**Data rows**

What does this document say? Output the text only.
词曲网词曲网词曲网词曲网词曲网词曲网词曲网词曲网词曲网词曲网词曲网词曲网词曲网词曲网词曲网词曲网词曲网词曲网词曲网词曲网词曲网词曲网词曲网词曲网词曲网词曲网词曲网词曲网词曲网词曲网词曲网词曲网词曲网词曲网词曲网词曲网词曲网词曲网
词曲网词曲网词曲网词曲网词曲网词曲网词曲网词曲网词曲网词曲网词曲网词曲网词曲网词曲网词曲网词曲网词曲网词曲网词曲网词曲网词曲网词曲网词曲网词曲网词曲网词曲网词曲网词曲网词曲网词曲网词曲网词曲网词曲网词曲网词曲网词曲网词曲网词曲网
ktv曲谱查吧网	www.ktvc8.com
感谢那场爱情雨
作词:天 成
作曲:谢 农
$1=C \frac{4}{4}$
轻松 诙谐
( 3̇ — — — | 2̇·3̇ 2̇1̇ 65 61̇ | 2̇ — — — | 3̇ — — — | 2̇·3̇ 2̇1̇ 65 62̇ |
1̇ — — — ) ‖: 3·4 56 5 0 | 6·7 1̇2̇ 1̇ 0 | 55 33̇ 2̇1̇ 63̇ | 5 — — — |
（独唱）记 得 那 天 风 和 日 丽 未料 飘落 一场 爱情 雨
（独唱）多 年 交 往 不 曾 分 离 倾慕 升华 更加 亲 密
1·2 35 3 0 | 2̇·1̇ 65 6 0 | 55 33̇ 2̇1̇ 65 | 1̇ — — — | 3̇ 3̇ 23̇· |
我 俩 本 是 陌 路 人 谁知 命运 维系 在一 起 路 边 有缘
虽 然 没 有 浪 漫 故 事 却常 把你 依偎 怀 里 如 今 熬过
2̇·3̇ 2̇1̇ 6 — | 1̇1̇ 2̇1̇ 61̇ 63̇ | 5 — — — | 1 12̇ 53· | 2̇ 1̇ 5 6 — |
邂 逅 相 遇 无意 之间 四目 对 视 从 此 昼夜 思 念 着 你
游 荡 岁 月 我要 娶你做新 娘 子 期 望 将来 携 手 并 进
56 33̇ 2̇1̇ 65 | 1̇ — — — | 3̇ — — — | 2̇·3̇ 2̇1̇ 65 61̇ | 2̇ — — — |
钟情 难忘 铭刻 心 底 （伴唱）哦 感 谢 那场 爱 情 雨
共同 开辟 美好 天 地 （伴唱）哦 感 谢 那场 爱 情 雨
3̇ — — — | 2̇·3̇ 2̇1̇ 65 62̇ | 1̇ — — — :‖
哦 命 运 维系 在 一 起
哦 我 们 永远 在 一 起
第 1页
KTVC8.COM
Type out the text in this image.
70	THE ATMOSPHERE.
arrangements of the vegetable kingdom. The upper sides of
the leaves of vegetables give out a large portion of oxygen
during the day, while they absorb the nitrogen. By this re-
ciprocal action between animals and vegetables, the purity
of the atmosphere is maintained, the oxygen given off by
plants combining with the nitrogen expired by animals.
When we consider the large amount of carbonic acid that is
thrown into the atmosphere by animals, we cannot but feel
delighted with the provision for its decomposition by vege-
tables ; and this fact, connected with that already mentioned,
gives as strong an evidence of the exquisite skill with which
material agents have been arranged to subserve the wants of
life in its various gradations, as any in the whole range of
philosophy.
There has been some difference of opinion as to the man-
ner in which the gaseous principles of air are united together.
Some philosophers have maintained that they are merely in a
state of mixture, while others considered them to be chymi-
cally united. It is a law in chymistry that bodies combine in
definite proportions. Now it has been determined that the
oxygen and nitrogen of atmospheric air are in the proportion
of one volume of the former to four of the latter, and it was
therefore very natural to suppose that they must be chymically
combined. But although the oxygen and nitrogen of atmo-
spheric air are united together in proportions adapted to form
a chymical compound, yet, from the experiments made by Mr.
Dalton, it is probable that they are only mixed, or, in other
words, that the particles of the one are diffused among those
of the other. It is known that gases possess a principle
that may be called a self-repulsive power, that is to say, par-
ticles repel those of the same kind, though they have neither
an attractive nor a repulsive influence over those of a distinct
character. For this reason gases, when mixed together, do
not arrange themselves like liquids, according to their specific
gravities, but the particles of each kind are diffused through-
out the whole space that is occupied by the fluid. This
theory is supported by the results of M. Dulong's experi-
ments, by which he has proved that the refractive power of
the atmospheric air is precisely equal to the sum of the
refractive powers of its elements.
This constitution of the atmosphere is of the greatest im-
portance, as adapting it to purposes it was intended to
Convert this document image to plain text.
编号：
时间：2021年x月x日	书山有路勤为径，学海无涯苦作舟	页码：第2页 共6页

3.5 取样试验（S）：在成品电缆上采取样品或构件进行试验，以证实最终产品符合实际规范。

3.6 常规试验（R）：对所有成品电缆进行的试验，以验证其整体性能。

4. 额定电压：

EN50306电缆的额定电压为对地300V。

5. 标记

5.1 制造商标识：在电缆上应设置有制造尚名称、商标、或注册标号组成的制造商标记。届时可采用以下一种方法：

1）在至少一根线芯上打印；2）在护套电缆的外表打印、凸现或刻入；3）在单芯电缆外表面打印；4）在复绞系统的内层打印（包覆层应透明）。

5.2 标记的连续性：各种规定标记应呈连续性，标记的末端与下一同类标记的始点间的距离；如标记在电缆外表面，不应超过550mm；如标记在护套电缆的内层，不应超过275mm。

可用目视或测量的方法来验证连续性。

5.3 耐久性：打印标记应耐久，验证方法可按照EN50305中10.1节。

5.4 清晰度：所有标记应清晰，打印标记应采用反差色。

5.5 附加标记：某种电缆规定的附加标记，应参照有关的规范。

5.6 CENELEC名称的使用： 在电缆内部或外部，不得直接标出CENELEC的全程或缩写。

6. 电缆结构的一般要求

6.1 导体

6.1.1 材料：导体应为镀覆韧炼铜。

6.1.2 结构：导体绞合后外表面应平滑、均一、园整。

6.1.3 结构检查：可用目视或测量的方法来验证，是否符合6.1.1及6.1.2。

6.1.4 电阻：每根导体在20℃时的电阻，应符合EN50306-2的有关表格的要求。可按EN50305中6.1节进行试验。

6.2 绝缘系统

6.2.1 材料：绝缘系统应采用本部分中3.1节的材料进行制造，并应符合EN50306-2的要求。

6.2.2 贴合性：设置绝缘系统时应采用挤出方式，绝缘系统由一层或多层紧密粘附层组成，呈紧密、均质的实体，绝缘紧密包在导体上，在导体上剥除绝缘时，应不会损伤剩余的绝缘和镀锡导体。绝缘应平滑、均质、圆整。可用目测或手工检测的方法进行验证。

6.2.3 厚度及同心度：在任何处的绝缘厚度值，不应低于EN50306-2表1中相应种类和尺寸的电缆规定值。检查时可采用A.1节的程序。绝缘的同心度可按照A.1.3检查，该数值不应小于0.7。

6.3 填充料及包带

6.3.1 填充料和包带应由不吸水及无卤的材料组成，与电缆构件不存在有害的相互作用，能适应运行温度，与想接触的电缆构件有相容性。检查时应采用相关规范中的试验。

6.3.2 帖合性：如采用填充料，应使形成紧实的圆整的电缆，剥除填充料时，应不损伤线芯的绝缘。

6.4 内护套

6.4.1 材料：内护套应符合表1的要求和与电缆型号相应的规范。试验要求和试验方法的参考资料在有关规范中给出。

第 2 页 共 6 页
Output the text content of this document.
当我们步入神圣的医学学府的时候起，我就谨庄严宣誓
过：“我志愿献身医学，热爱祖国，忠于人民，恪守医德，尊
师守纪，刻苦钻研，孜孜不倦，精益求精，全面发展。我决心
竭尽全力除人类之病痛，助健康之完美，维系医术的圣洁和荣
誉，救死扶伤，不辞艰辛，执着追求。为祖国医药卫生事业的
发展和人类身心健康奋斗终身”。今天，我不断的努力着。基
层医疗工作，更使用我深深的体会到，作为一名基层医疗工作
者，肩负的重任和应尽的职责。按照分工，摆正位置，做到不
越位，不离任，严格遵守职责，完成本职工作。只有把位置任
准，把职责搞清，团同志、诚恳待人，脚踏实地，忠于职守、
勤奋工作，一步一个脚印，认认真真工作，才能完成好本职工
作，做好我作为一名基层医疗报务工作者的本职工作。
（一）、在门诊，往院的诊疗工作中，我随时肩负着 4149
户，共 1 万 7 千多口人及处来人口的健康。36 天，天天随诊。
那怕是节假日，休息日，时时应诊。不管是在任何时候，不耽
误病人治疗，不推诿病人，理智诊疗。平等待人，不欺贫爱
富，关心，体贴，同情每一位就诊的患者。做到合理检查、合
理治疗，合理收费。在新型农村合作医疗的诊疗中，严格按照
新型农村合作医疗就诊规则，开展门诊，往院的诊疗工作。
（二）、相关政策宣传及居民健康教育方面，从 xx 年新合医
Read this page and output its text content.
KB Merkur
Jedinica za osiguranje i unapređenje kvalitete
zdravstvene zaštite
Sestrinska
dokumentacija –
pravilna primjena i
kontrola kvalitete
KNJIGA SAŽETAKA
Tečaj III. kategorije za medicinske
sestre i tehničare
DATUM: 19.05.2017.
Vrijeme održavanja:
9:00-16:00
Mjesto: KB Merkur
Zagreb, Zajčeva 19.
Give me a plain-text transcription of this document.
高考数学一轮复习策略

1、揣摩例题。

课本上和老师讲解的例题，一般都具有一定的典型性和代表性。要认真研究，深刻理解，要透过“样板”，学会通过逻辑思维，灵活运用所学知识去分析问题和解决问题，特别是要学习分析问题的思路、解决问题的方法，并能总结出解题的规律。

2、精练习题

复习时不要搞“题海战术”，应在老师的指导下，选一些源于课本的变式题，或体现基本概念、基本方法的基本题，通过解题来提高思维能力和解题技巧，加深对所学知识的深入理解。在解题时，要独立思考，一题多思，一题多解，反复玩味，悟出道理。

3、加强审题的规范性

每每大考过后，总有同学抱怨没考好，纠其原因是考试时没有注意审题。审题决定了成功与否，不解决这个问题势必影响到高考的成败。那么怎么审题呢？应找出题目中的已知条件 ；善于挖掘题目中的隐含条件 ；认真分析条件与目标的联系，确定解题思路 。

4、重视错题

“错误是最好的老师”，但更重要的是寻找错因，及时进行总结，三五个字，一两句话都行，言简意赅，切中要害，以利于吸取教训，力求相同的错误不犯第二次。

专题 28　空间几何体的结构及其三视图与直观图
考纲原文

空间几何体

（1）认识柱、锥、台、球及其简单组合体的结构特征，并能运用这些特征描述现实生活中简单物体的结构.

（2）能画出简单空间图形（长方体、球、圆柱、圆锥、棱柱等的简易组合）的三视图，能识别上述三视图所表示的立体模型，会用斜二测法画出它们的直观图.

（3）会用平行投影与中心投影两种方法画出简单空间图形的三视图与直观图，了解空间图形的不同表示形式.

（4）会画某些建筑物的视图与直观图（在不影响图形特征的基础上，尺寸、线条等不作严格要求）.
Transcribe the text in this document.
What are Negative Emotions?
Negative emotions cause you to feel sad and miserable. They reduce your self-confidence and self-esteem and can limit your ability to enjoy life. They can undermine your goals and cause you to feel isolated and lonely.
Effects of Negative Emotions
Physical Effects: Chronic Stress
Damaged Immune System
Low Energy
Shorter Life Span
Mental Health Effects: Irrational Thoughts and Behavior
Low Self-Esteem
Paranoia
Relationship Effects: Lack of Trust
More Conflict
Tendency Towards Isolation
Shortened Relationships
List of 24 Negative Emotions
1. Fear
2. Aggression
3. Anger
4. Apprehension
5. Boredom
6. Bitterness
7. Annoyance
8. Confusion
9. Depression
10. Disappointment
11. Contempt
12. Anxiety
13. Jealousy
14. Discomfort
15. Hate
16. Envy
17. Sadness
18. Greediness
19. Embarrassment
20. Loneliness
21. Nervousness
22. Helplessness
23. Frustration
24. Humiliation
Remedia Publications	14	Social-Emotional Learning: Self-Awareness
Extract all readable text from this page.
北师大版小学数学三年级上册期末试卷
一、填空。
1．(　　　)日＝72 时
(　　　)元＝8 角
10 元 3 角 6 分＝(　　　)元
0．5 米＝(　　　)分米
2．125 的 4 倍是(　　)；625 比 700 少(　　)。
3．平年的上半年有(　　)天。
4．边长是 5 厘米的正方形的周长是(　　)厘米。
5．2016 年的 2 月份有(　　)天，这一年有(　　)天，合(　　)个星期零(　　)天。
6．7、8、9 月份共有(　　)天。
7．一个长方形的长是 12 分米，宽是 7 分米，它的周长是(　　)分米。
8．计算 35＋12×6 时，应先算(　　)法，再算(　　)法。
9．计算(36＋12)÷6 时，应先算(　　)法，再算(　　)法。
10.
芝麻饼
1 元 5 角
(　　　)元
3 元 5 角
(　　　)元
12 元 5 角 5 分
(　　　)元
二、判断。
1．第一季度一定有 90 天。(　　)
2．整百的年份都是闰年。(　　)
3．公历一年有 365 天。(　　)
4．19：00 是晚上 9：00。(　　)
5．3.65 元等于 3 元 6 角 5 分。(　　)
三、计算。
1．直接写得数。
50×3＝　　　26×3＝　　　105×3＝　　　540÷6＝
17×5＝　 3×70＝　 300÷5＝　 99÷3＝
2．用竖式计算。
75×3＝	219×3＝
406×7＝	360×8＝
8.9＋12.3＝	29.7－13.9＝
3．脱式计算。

**The request**
Collect each line holding the string "with".

**Result**
plants combining with the nitrogen expired by animals.
delighted with the provision for its decomposition by vege-
tables ; and this fact, connected with that already mentioned,
gives as strong an evidence of the exquisite skill with which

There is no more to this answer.